For each line in the data below that holds "LEARNING", return a copy.

[Data records]
===============

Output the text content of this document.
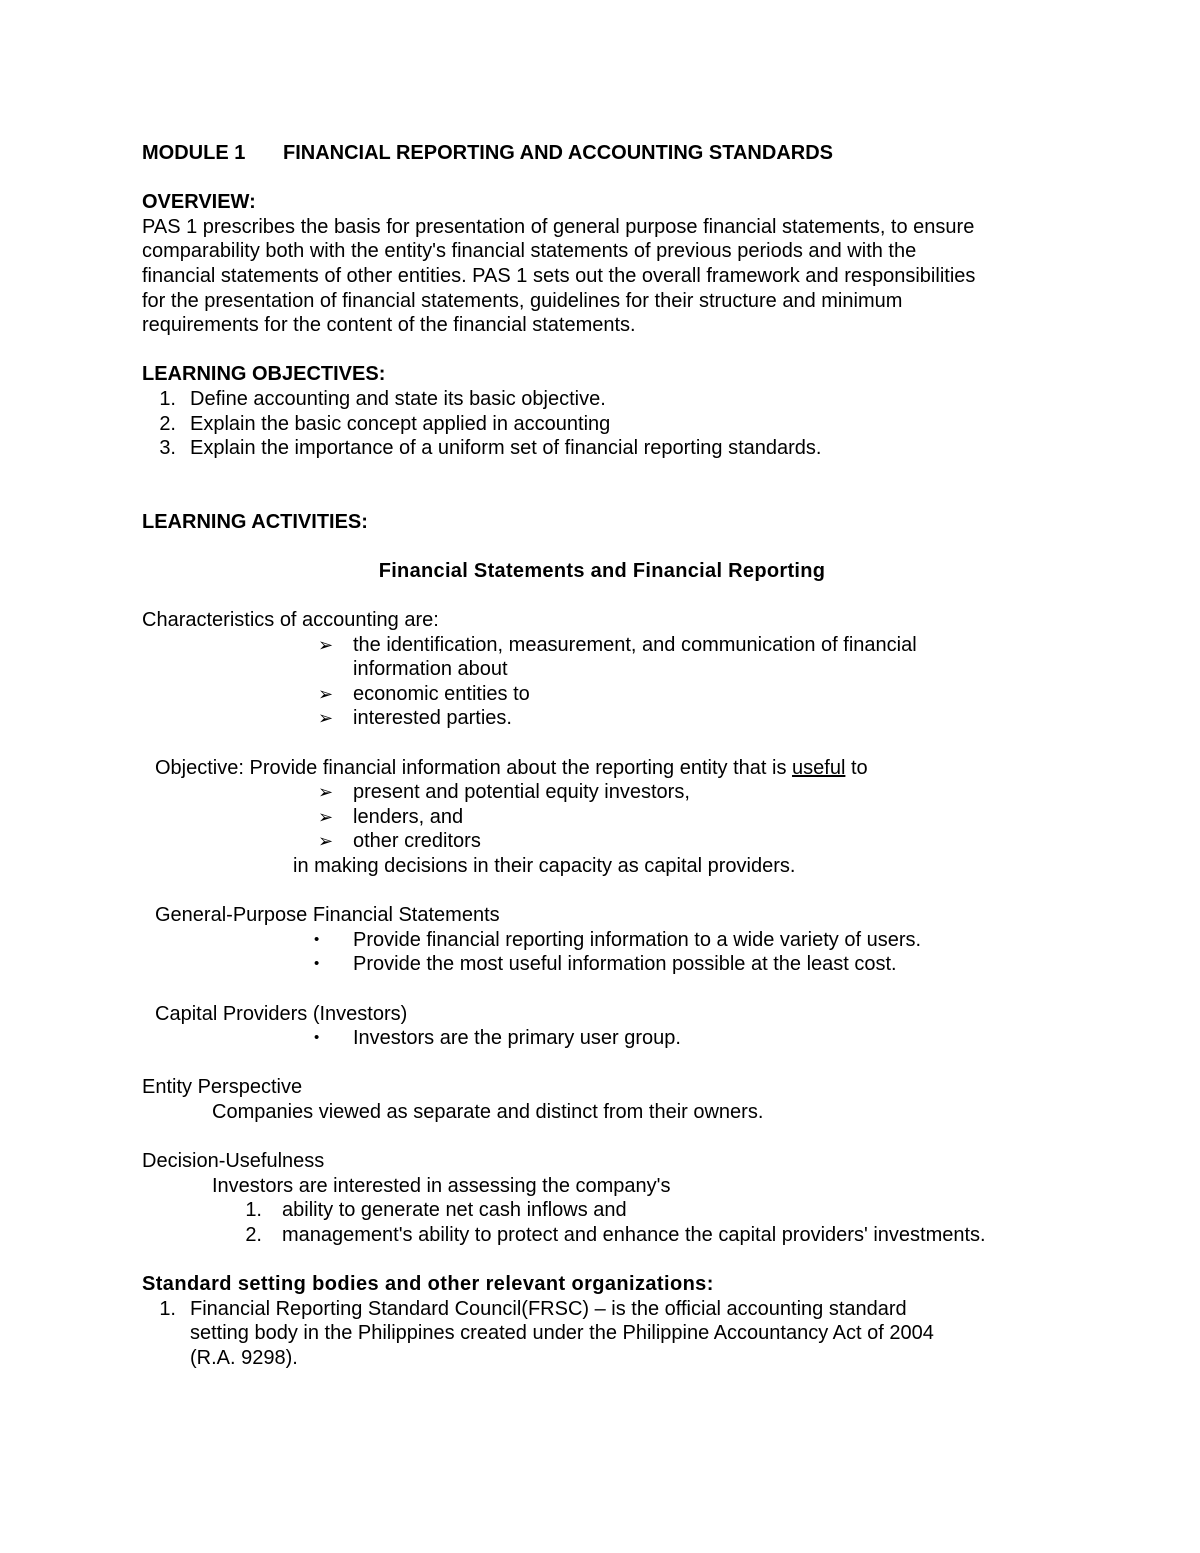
MODULE 1	FINANCIAL REPORTING AND ACCOUNTING STANDARDS
OVERVIEW:
PAS 1 prescribes the basis for presentation of general purpose financial statements, to ensure
comparability both with the entity's financial statements of previous periods and with the
financial statements of other entities. PAS 1 sets out the overall framework and responsibilities
for the presentation of financial statements, guidelines for their structure and minimum
requirements for the content of the financial statements.
LEARNING OBJECTIVES:
1. Define accounting and state its basic objective.
2. Explain the basic concept applied in accounting
3. Explain the importance of a uniform set of financial reporting standards.
LEARNING ACTIVITIES:
Financial Statements and Financial Reporting
Characteristics of accounting are:
➢ the identification, measurement, and communication of financial
information about
➢ economic entities to
➢ interested parties.
Objective: Provide financial information about the reporting entity that is useful to
➢ present and potential equity investors,
➢ lenders, and
➢ other creditors
in making decisions in their capacity as capital providers.
General-Purpose Financial Statements
•	Provide financial reporting information to a wide variety of users.
•	Provide the most useful information possible at the least cost.
Capital Providers (Investors)
•	Investors are the primary user group.
Entity Perspective
Companies viewed as separate and distinct from their owners.
Decision-Usefulness
Investors are interested in assessing the company's
1.	ability to generate net cash inflows and
2.	management's ability to protect and enhance the capital providers' investments.
Standard setting bodies and other relevant organizations:
1. Financial Reporting Standard Council(FRSC) – is the official accounting standard
setting body in the Philippines created under the Philippine Accountancy Act of 2004
(R.A. 9298).
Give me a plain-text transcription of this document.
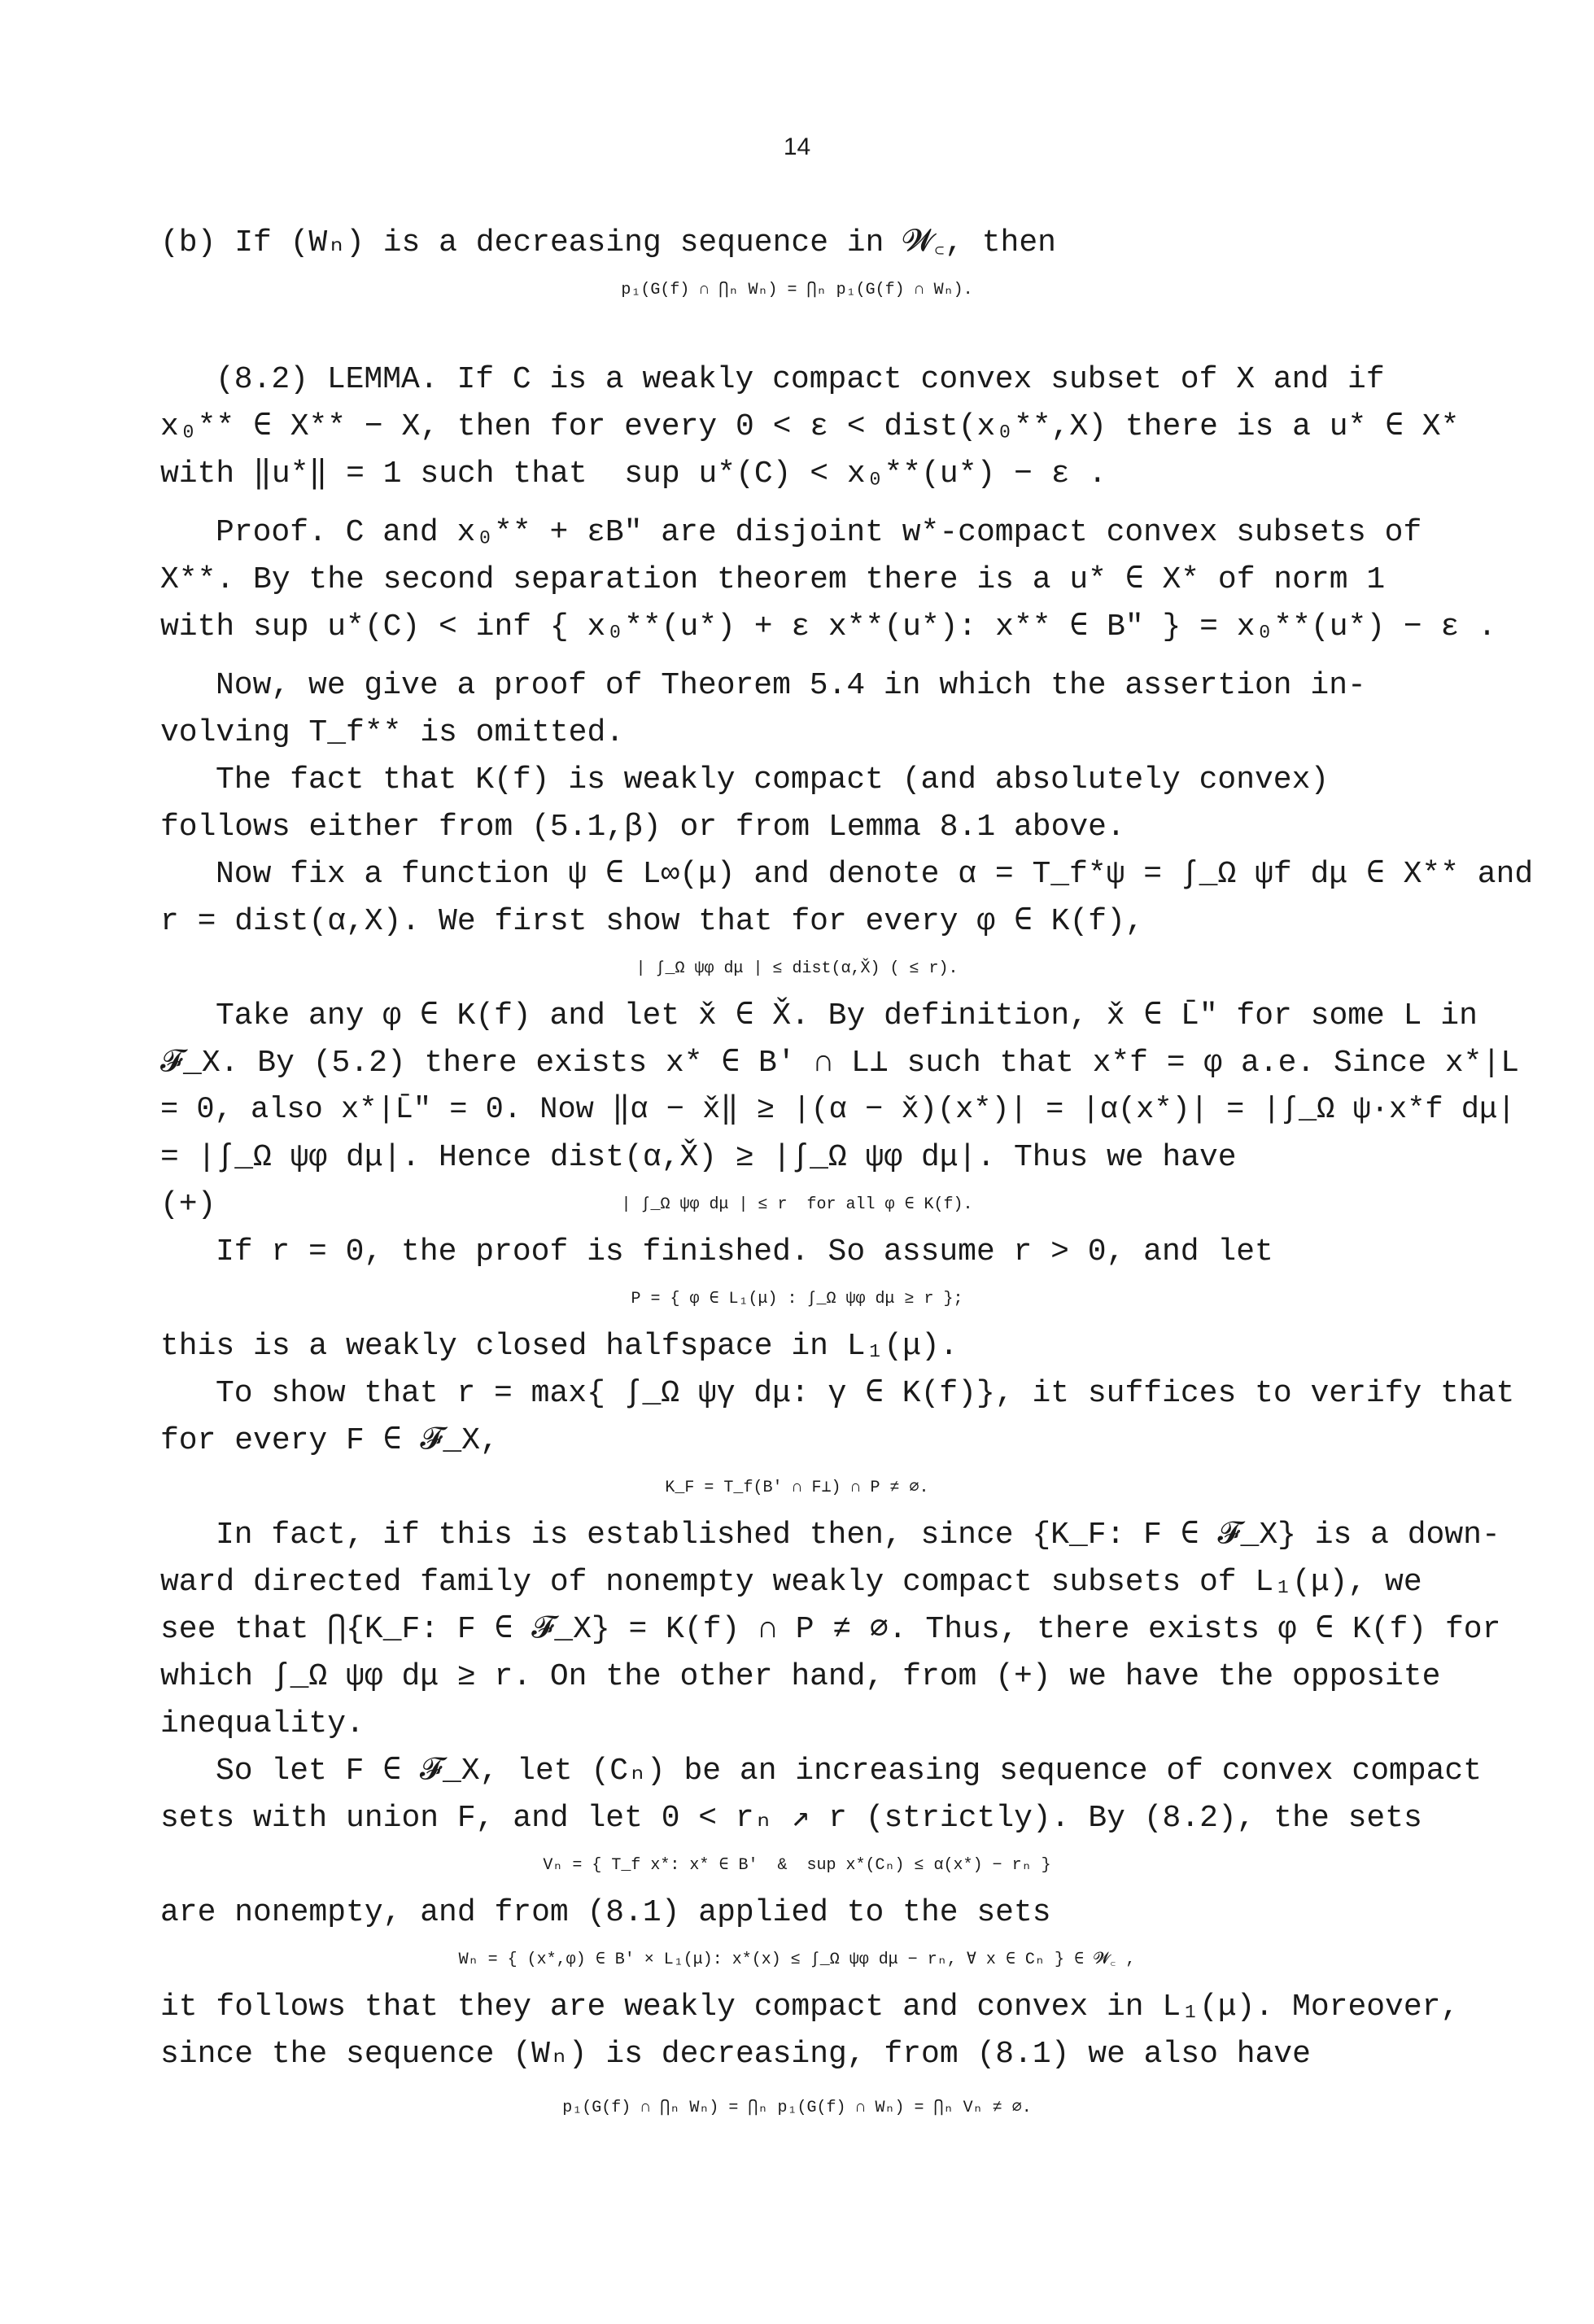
14
(b) If (Wₙ) is a decreasing sequence in 𝓦꜀, then
p₁(G(f) ∩ ⋂ₙ Wₙ) = ⋂ₙ p₁(G(f) ∩ Wₙ).
(8.2) LEMMA. If C is a weakly compact convex subset of X and if
x₀** ∈ X** − X, then for every 0 < ε < dist(x₀**,X) there is a u* ∈ X*
with ‖u*‖ = 1 such that  sup u*(C) < x₀**(u*) − ε .
Proof. C and x₀** + εB″ are disjoint w*-compact convex subsets of
X**. By the second separation theorem there is a u* ∈ X* of norm 1
with sup u*(C) < inf { x₀**(u*) + ε x**(u*): x** ∈ B″ } = x₀**(u*) − ε .
Now, we give a proof of Theorem 5.4 in which the assertion in-
volving T_f** is omitted.
The fact that K(f) is weakly compact (and absolutely convex)
follows either from (5.1,β) or from Lemma 8.1 above.
Now fix a function ψ ∈ L∞(μ) and denote α = T_f*ψ = ∫_Ω ψf dμ ∈ X** and
r = dist(α,X). We first show that for every φ ∈ K(f),
| ∫_Ω ψφ dμ | ≤ dist(α,X̌) ( ≤ r).
Take any φ ∈ K(f) and let x̌ ∈ X̌. By definition, x̌ ∈ L̄″ for some L in
𝓕_X. By (5.2) there exists x* ∈ B′ ∩ L⊥ such that x*f = φ a.e. Since x*|L
= 0, also x*|L̄″ = 0. Now ‖α − x̌‖ ≥ |(α − x̌)(x*)| = |α(x*)| = |∫_Ω ψ·x*f dμ|
= |∫_Ω ψφ dμ|. Hence dist(α,X̌) ≥ |∫_Ω ψφ dμ|. Thus we have
(+)	| ∫_Ω ψφ dμ | ≤ r  for all φ ∈ K(f).
If r = 0, the proof is finished. So assume r > 0, and let
P = { φ ∈ L₁(μ) : ∫_Ω ψφ dμ ≥ r };
this is a weakly closed halfspace in L₁(μ).
To show that r = max{ ∫_Ω ψγ dμ: γ ∈ K(f)}, it suffices to verify that
for every F ∈ 𝓕_X,
K_F = T_f(B′ ∩ F⊥) ∩ P ≠ ∅.
In fact, if this is established then, since {K_F: F ∈ 𝓕_X} is a down-
ward directed family of nonempty weakly compact subsets of L₁(μ), we
see that ⋂{K_F: F ∈ 𝓕_X} = K(f) ∩ P ≠ ∅. Thus, there exists φ ∈ K(f) for
which ∫_Ω ψφ dμ ≥ r. On the other hand, from (+) we have the opposite
inequality.
So let F ∈ 𝓕_X, let (Cₙ) be an increasing sequence of convex compact
sets with union F, and let 0 < rₙ ↗ r (strictly). By (8.2), the sets
Vₙ = { T_f x*: x* ∈ B′  &  sup x*(Cₙ) ≤ α(x*) − rₙ }
are nonempty, and from (8.1) applied to the sets
Wₙ = { (x*,φ) ∈ B′ × L₁(μ): x*(x) ≤ ∫_Ω ψφ dμ − rₙ, ∀ x ∈ Cₙ } ∈ 𝓦꜀ ,
it follows that they are weakly compact and convex in L₁(μ). Moreover,
since the sequence (Wₙ) is decreasing, from (8.1) we also have
p₁(G(f) ∩ ⋂ₙ Wₙ) = ⋂ₙ p₁(G(f) ∩ Wₙ) = ⋂ₙ Vₙ ≠ ∅.
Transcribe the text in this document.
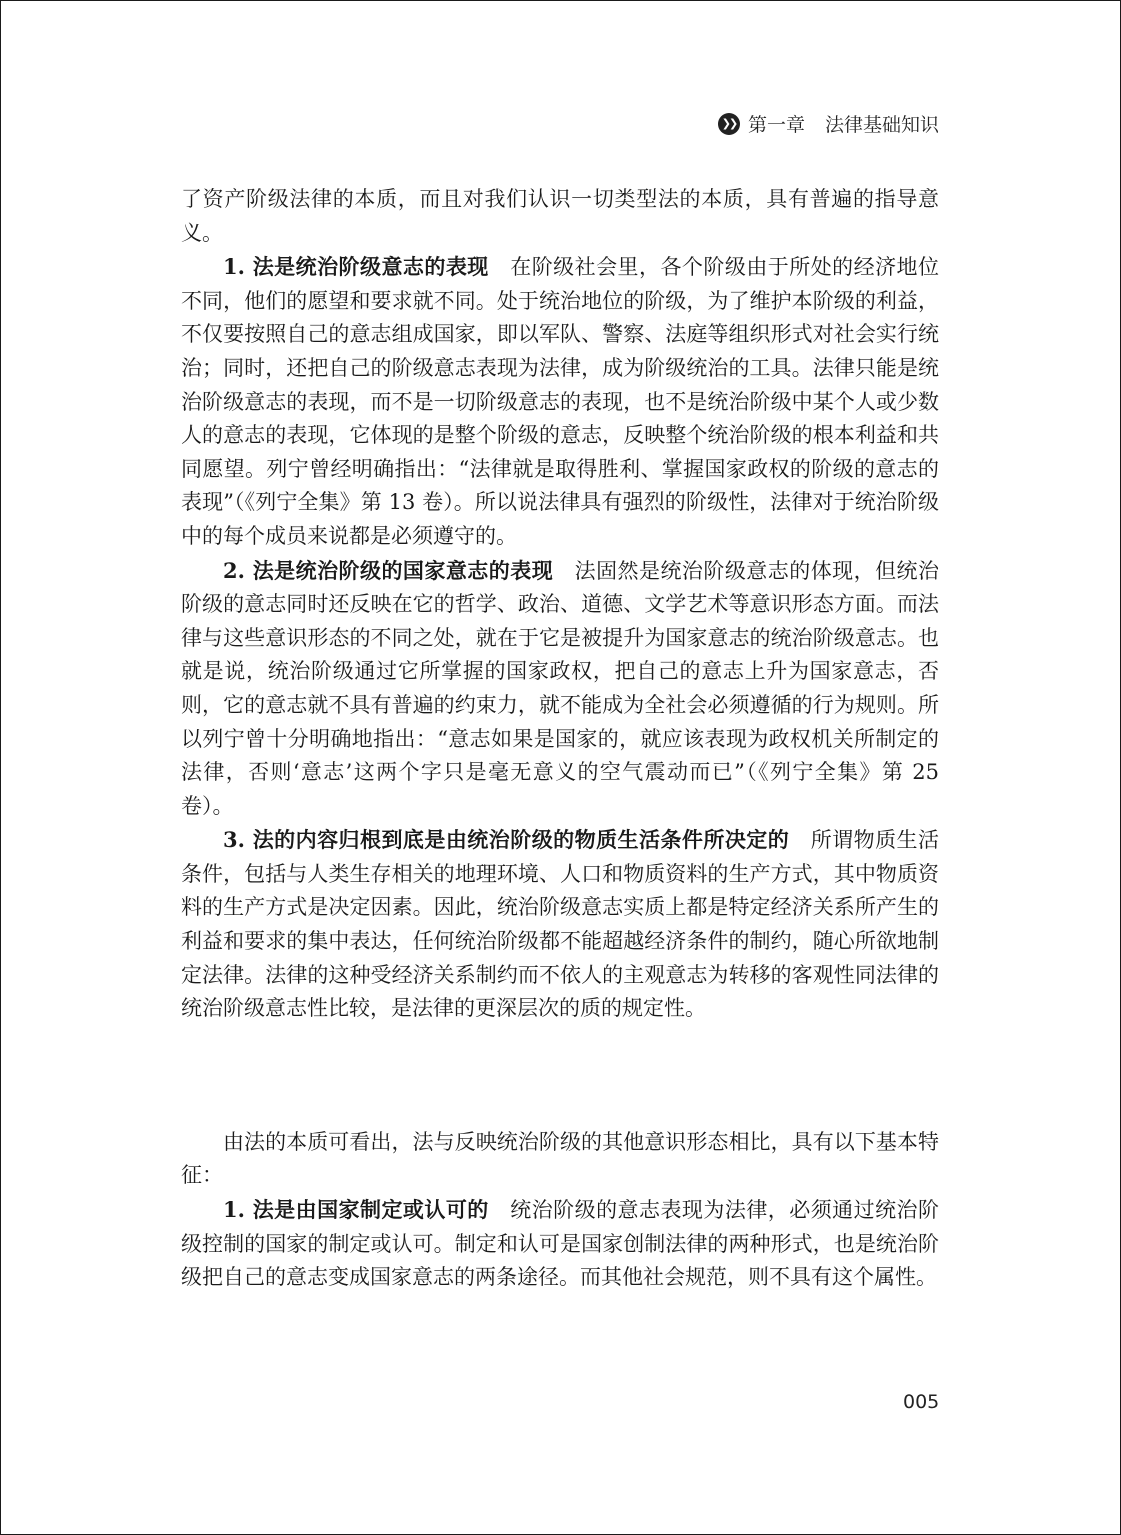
❯❯ 第一章 法律基础知识

了资产阶级法律的本质，而且对我们认识一切类型法的本质，具有普遍的指导意义。

1. 法是统治阶级意志的表现  在阶级社会里，各个阶级由于所处的经济地位不同，他们的愿望和要求就不同。处于统治地位的阶级，为了维护本阶级的利益，不仅要按照自己的意志组成国家，即以军队、警察、法庭等组织形式对社会实行统治；同时，还把自己的阶级意志表现为法律，成为阶级统治的工具。法律只能是统治阶级意志的表现，而不是一切阶级意志的表现，也不是统治阶级中某个人或少数人的意志的表现，它体现的是整个阶级的意志，反映整个统治阶级的根本利益和共同愿望。列宁曾经明确指出：“法律就是取得胜利、掌握国家政权的阶级的意志的表现”（《列宁全集》第 13 卷）。所以说法律具有强烈的阶级性，法律对于统治阶级中的每个成员来说都是必须遵守的。

2. 法是统治阶级的国家意志的表现  法固然是统治阶级意志的体现，但统治阶级的意志同时还反映在它的哲学、政治、道德、文学艺术等意识形态方面。而法律与这些意识形态的不同之处，就在于它是被提升为国家意志的统治阶级意志。也就是说，统治阶级通过它所掌握的国家政权，把自己的意志上升为国家意志，否则，它的意志就不具有普遍的约束力，就不能成为全社会必须遵循的行为规则。所以列宁曾十分明确地指出：“意志如果是国家的，就应该表现为政权机关所制定的法律，否则‘意志’这两个字只是毫无意义的空气震动而已”（《列宁全集》第 25 卷）。

3. 法的内容归根到底是由统治阶级的物质生活条件所决定的  所谓物质生活条件，包括与人类生存相关的地理环境、人口和物质资料的生产方式，其中物质资料的生产方式是决定因素。因此，统治阶级意志实质上都是特定经济关系所产生的利益和要求的集中表达，任何统治阶级都不能超越经济条件的制约，随心所欲地制定法律。法律的这种受经济关系制约而不依人的主观意志为转移的客观性同法律的统治阶级意志性比较，是法律的更深层次的质的规定性。

由法的本质可看出，法与反映统治阶级的其他意识形态相比，具有以下基本特征：

1. 法是由国家制定或认可的  统治阶级的意志表现为法律，必须通过统治阶级控制的国家的制定或认可。制定和认可是国家创制法律的两种形式，也是统治阶级把自己的意志变成国家意志的两条途径。而其他社会规范，则不具有这个属性。

005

===============

#### Complete answer:
LEARNING OBJECTIVES:
LEARNING ACTIVITIES:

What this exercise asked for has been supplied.